Transcribe the records character for character, beginning with the first line and stopping after the line that contains "hour-column[interactable]: 4 16° 0.4".

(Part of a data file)
........
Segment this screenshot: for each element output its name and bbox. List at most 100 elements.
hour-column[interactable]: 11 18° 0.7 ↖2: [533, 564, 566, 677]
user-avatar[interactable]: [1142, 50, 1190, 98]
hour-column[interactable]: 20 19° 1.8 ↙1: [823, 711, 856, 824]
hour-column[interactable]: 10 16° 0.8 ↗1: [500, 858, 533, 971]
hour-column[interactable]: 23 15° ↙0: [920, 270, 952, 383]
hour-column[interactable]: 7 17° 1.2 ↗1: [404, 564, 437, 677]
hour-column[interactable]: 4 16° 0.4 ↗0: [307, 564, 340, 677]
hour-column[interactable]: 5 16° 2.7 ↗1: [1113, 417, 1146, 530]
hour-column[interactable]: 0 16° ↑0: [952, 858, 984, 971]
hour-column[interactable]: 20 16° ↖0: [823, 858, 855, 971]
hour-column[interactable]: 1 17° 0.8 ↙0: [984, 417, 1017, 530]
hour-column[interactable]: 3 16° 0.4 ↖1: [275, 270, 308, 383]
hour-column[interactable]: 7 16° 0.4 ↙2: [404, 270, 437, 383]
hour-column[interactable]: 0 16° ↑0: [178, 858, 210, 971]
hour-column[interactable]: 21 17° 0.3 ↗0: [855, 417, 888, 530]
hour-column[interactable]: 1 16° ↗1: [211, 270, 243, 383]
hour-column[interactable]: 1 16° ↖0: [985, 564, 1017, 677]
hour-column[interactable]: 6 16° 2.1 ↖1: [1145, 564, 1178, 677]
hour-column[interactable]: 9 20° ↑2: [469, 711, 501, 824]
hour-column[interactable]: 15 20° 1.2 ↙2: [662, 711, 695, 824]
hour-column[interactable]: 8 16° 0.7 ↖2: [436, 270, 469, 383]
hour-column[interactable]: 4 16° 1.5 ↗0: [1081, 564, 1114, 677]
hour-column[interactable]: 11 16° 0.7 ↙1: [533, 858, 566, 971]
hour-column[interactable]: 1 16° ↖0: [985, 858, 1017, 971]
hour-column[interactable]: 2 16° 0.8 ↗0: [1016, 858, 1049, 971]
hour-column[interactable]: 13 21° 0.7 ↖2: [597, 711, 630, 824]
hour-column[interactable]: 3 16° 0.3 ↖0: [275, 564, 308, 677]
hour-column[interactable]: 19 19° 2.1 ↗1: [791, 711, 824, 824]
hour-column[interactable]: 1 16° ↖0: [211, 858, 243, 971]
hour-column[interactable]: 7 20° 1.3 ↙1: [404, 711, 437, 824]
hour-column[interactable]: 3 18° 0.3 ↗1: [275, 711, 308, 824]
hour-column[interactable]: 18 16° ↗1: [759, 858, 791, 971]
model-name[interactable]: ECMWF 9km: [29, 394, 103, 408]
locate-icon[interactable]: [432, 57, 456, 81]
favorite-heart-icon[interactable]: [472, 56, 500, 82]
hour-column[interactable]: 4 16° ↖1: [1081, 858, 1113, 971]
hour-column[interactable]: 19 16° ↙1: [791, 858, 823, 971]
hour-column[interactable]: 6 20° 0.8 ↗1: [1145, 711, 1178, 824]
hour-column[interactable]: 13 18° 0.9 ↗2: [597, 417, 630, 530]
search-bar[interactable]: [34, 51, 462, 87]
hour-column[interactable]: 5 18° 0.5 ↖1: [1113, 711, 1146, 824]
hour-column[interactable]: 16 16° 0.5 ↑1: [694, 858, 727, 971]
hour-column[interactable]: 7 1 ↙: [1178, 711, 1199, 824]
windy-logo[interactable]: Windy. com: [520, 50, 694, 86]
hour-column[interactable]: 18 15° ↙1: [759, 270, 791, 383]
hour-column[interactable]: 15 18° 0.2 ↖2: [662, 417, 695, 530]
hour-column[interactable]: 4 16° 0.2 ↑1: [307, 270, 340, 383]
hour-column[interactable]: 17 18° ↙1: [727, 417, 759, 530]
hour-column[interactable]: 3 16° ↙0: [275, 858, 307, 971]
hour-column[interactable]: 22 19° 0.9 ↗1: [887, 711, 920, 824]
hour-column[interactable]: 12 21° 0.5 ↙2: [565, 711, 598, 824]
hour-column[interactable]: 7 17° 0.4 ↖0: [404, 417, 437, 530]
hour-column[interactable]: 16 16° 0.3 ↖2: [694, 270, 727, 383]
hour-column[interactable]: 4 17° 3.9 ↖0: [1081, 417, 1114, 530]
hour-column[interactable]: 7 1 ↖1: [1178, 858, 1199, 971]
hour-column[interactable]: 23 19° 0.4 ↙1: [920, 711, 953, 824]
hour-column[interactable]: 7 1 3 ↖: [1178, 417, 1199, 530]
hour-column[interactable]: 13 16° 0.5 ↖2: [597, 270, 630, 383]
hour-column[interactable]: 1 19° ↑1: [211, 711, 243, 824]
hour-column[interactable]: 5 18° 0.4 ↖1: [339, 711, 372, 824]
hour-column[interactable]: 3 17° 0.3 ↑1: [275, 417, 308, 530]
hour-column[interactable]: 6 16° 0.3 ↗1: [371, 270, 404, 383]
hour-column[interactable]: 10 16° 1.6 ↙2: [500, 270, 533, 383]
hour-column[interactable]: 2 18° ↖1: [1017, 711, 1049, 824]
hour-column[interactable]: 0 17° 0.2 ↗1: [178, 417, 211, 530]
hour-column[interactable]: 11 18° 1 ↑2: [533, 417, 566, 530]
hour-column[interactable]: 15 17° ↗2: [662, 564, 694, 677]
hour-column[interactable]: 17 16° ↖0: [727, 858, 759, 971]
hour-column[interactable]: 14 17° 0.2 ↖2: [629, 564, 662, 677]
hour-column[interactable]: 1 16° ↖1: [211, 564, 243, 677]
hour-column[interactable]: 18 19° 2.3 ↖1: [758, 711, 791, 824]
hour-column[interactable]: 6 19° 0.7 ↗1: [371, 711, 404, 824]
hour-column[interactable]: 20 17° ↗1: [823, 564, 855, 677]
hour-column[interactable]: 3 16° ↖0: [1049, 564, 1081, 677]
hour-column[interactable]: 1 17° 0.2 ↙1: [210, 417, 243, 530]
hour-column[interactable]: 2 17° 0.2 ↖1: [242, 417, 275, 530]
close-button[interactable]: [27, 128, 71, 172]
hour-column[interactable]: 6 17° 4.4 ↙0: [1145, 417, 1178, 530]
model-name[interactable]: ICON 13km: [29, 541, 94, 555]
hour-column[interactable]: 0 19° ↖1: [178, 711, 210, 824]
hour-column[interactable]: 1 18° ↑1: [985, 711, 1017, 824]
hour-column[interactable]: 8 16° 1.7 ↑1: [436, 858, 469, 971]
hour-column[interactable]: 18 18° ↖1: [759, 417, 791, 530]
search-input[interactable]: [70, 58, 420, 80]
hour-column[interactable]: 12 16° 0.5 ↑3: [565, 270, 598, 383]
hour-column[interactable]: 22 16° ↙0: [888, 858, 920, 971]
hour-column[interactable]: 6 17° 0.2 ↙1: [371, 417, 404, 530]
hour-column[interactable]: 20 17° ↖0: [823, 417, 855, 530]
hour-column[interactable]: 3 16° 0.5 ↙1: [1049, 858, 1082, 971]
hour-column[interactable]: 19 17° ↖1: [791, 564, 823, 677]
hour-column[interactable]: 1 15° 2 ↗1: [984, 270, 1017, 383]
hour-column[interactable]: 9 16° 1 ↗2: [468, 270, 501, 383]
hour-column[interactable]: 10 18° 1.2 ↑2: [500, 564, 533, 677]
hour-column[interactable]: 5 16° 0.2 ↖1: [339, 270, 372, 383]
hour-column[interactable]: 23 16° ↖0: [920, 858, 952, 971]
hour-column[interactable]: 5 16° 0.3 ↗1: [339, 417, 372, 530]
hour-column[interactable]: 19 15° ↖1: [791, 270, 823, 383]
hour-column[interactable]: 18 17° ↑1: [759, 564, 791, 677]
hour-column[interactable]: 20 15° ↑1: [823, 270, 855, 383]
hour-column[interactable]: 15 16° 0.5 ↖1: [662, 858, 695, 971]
........
→ **TASK ANSWER**:
Segment this screenshot: for each element output its name and bbox. List at most 100 elements.
hour-column[interactable]: 11 18° 0.7 ↖2: [533, 564, 566, 677]
user-avatar[interactable]: [1142, 50, 1190, 98]
hour-column[interactable]: 20 19° 1.8 ↙1: [823, 711, 856, 824]
hour-column[interactable]: 10 16° 0.8 ↗1: [500, 858, 533, 971]
hour-column[interactable]: 23 15° ↙0: [920, 270, 952, 383]
hour-column[interactable]: 7 17° 1.2 ↗1: [404, 564, 437, 677]
hour-column[interactable]: 4 16° 0.4 ↗0: [307, 564, 340, 677]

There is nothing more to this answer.